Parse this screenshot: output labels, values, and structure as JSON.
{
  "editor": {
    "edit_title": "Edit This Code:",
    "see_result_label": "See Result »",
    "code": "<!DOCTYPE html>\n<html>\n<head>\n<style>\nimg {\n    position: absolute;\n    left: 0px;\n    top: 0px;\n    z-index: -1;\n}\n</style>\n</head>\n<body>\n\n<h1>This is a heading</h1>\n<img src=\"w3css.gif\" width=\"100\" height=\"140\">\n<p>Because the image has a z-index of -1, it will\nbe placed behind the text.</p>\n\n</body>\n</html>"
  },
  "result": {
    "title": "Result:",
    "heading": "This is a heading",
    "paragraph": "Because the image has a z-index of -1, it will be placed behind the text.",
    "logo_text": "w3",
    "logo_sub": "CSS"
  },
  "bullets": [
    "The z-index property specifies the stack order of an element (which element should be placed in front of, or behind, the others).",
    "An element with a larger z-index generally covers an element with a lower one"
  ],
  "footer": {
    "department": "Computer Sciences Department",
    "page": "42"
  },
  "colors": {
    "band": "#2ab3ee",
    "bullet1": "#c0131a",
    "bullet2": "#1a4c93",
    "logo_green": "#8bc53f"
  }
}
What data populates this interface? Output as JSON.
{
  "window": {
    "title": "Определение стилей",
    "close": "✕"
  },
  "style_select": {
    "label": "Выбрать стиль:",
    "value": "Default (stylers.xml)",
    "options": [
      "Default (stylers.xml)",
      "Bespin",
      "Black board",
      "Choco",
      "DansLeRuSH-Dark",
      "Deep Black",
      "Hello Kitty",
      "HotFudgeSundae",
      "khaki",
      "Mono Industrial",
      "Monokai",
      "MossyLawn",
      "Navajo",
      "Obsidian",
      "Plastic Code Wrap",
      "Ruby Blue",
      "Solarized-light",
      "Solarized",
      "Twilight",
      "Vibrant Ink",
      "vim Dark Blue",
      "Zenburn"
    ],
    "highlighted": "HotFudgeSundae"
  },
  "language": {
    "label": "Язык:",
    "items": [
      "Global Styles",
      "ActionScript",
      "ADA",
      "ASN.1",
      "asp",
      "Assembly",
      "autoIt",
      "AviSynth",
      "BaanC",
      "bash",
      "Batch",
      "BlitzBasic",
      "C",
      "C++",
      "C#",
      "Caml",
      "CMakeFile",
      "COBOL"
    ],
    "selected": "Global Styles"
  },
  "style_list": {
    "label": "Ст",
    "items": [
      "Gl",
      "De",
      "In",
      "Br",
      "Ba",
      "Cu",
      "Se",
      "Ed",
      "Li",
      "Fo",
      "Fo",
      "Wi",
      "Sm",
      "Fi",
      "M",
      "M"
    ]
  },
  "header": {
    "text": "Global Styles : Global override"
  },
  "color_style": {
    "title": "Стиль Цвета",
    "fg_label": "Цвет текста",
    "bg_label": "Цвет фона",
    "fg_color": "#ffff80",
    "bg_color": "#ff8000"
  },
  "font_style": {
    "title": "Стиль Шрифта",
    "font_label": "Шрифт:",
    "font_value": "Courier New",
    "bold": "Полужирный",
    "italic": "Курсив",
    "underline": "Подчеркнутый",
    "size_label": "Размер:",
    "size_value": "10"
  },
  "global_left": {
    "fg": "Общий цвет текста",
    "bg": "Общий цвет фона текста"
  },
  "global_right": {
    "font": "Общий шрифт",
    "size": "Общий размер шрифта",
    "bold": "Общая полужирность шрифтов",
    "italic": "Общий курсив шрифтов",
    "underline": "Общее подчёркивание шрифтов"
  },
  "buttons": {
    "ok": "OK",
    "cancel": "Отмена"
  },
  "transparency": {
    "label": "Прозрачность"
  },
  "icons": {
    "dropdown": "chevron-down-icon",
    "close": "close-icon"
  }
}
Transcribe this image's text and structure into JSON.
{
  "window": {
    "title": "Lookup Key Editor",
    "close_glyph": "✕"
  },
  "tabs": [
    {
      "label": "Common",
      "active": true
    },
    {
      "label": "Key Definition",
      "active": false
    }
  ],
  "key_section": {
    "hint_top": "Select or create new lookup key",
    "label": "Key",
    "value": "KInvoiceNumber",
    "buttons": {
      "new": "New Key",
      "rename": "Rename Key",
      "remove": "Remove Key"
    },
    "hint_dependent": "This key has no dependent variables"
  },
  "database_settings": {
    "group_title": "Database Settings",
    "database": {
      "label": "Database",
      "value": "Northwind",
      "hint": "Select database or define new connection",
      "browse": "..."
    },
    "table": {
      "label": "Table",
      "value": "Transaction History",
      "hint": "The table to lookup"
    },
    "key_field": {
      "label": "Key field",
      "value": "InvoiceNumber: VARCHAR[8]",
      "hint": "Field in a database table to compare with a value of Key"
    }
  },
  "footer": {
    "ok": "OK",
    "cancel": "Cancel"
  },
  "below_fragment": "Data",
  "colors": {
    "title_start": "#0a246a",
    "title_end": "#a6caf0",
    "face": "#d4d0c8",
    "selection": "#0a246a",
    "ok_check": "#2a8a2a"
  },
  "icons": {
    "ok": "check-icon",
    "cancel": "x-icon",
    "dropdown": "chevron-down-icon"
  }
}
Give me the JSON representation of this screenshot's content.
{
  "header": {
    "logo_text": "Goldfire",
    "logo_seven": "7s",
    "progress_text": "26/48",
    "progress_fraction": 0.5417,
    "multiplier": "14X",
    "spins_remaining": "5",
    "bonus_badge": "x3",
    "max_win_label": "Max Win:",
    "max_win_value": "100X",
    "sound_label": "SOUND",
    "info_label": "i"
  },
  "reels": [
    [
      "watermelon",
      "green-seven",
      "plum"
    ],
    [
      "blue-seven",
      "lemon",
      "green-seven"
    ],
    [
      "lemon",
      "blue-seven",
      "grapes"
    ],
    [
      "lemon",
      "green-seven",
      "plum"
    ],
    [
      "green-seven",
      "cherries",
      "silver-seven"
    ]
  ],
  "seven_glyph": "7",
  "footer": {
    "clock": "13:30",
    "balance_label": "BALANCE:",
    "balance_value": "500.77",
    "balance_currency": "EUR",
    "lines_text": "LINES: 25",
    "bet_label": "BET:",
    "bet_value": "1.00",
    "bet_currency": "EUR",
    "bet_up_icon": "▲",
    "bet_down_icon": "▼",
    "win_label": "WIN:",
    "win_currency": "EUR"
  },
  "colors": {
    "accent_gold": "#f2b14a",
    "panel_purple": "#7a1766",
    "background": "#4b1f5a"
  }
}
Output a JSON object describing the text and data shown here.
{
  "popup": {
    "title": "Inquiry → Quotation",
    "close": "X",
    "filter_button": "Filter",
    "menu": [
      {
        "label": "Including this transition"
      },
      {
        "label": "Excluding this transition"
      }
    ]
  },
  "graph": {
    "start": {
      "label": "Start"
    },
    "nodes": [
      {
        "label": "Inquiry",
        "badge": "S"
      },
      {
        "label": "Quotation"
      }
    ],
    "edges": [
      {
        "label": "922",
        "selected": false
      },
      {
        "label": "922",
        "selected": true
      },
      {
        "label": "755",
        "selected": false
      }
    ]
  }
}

☆ ☆ ☆

§ Directive
Quote only the lines from the line containing "Give me the" through the end of the entries, keeping the first and the last.

§ Solution to this exercise
Give me the JSON representation of this screenshot's content.
{
  "header": {
    "logo_text": "Goldfire",
    "logo_seven": "7s",
    "progress_text": "26/48",
    "progress_fraction": 0.5417,
    "multiplier": "14X",
    "spins_remaining": "5",
    "bonus_badge": "x3",
    "max_win_label": "Max Win:",
    "max_win_value": "100X",
    "sound_label": "SOUND",
    "info_label": "i"
  },
  "reels": [
    [
      "watermelon",
      "green-seven",
      "plum"
    ],
    [
      "blue-seven",
      "lemon",
      "green-seven"
    ],
    [
      "lemon",
      "blue-seven",
      "grapes"
    ],
    [
      "lemon",
      "green-seven",
      "plum"
    ],
    [
      "green-seven",
      "cherries",
      "silver-seven"
    ]
  ],
  "seven_glyph": "7",
  "footer": {
    "clock": "13:30",
    "balance_label": "BALANCE:",
    "balance_value": "500.77",
    "balance_currency": "EUR",
    "lines_text": "LINES: 25",
    "bet_label": "BET:",
    "bet_value": "1.00",
    "bet_currency": "EUR",
    "bet_up_icon": "▲",
    "bet_down_icon": "▼",
    "win_label": "WIN:",
    "win_currency": "EUR"
  },
  "colors": {
    "accent_gold": "#f2b14a",
    "panel_purple": "#7a1766",
    "background": "#4b1f5a"
  }
}
Output a JSON object describing the text and data shown here.
{
  "popup": {
    "title": "Inquiry → Quotation",
    "close": "X",
    "filter_button": "Filter",
    "menu": [
      {
        "label": "Including this transition"
      },
      {
        "label": "Excluding this transition"
      }
    ]
  },
  "graph": {
    "start": {
      "label": "Start"
    },
    "nodes": [
      {
        "label": "Inquiry",
        "badge": "S"
      },
      {
        "label": "Quotation"
      }
    ],
    "edges": [
      {
        "label": "922",
        "selected": false
      },
      {
        "label": "922",
        "selected": true
      },
      {
        "label": "755",
        "selected": false
      }
    ]
  }
}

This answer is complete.